-- Direction --
Repeat the whole listing below, word for word.

-- Given records --
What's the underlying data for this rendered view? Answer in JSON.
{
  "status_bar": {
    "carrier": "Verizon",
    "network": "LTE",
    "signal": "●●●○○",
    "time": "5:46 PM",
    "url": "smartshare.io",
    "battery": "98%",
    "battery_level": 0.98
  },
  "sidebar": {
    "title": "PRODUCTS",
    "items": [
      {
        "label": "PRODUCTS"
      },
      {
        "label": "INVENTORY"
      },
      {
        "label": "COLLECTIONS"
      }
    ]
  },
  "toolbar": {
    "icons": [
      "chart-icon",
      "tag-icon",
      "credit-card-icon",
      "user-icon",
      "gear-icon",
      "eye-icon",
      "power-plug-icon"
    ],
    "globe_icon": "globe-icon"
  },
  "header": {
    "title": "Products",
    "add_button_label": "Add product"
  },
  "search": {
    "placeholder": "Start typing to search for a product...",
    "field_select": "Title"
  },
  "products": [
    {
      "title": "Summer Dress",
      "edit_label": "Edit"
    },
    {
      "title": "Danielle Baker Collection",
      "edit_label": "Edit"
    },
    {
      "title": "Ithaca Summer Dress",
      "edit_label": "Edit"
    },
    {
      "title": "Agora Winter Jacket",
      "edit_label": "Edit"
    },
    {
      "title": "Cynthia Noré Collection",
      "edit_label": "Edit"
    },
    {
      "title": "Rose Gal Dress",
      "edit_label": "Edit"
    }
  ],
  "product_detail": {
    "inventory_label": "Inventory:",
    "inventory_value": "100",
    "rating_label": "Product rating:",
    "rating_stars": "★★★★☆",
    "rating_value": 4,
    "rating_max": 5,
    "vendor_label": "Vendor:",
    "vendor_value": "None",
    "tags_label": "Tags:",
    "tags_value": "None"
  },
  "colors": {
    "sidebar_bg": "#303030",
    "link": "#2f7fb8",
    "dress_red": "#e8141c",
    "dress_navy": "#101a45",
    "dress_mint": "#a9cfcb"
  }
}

-- Exercise response --
What's the underlying data for this rendered view? Answer in JSON.
{
  "status_bar": {
    "carrier": "Verizon",
    "network": "LTE",
    "signal": "●●●○○",
    "time": "5:46 PM",
    "url": "smartshare.io",
    "battery": "98%",
    "battery_level": 0.98
  },
  "sidebar": {
    "title": "PRODUCTS",
    "items": [
      {
        "label": "PRODUCTS"
      },
      {
        "label": "INVENTORY"
      },
      {
        "label": "COLLECTIONS"
      }
    ]
  },
  "toolbar": {
    "icons": [
      "chart-icon",
      "tag-icon",
      "credit-card-icon",
      "user-icon",
      "gear-icon",
      "eye-icon",
      "power-plug-icon"
    ],
    "globe_icon": "globe-icon"
  },
  "header": {
    "title": "Products",
    "add_button_label": "Add product"
  },
  "search": {
    "placeholder": "Start typing to search for a product...",
    "field_select": "Title"
  },
  "products": [
    {
      "title": "Summer Dress",
      "edit_label": "Edit"
    },
    {
      "title": "Danielle Baker Collection",
      "edit_label": "Edit"
    },
    {
      "title": "Ithaca Summer Dress",
      "edit_label": "Edit"
    },
    {
      "title": "Agora Winter Jacket",
      "edit_label": "Edit"
    },
    {
      "title": "Cynthia Noré Collection",
      "edit_label": "Edit"
    },
    {
      "title": "Rose Gal Dress",
      "edit_label": "Edit"
    }
  ],
  "product_detail": {
    "inventory_label": "Inventory:",
    "inventory_value": "100",
    "rating_label": "Product rating:",
    "rating_stars": "★★★★☆",
    "rating_value": 4,
    "rating_max": 5,
    "vendor_label": "Vendor:",
    "vendor_value": "None",
    "tags_label": "Tags:",
    "tags_value": "None"
  },
  "colors": {
    "sidebar_bg": "#303030",
    "link": "#2f7fb8",
    "dress_red": "#e8141c",
    "dress_navy": "#101a45",
    "dress_mint": "#a9cfcb"
  }
}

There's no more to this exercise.